— To do —
Among the records below, find the lines that hold the word "think" and report how many there are, with no other words.

— Bounding box prediction data —

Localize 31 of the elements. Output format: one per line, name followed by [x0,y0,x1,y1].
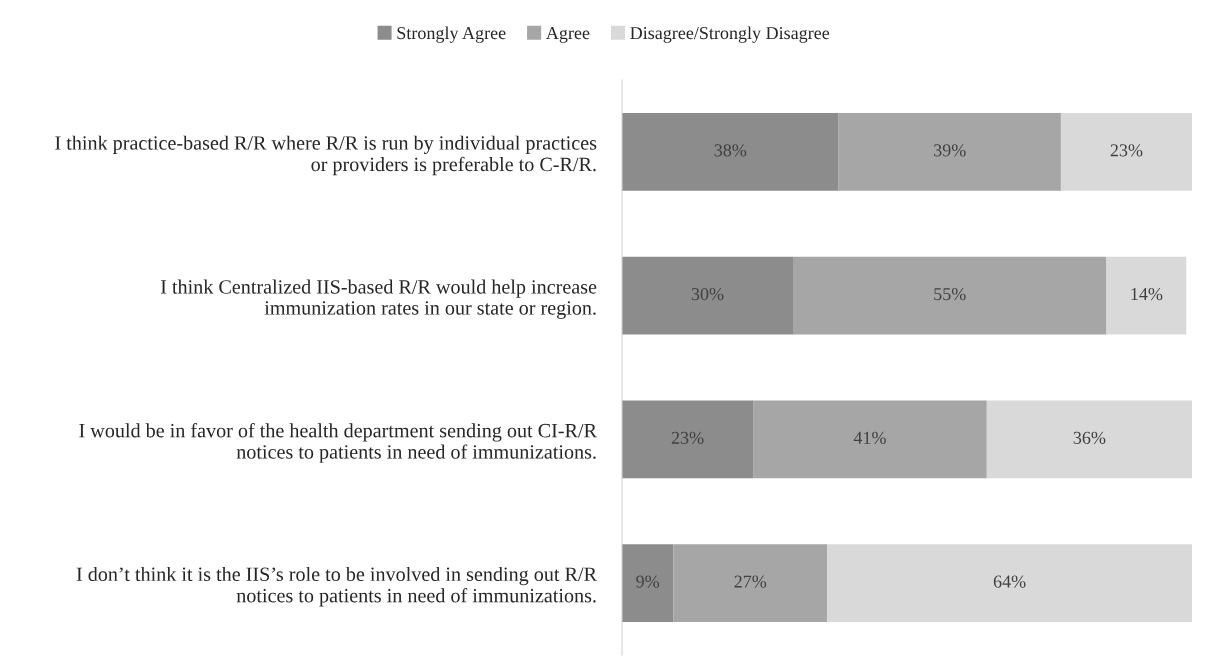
y-tick-label: I would be in favor of the health department sending out CI-R/R notices to patients in need of immunizations. [79,423,597,463]
y-tick-label: I think Centralized IIS-based R/R would help increase immunization rates in our state or region. [160,279,597,319]
legend-label: Disagree/Strongly Disagree [630,26,830,43]
bar [622,256,793,335]
data-label: 14% [1131,287,1163,301]
data-label: 55% [934,287,966,301]
data-label: 23% [1110,144,1143,157]
y-tick-label: I think practice-based R/R where R/R is run by individual practices or providers is preferable to C-R/R. [55,135,597,176]
y-tick-label: I don’t think it is the IIS’s role to be involved in sending out R/R notices to patients in need of immunizations. [76,566,597,607]
data-label: 41% [853,431,886,444]
legend-label: Agree [546,27,590,43]
data-label: 23% [671,431,704,444]
data-label: 36% [1073,431,1106,444]
data-label: 38% [714,144,747,157]
bar [827,544,1192,622]
data-label: 64% [993,575,1026,588]
data-label: 39% [934,144,966,157]
bar [753,400,987,479]
bar [1106,256,1187,335]
legend-label: Strongly Agree [397,26,506,43]
bar [673,544,828,622]
bar [622,544,674,622]
bar [1060,113,1192,191]
data-label: 9% [636,575,660,588]
bar [793,256,1107,335]
data-label: 30% [691,287,724,301]
bar [838,113,1061,191]
data-label: 27% [734,575,767,588]
bar [622,400,754,479]
bar [622,113,839,191]
bar [986,400,1192,479]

— Exercise output —
3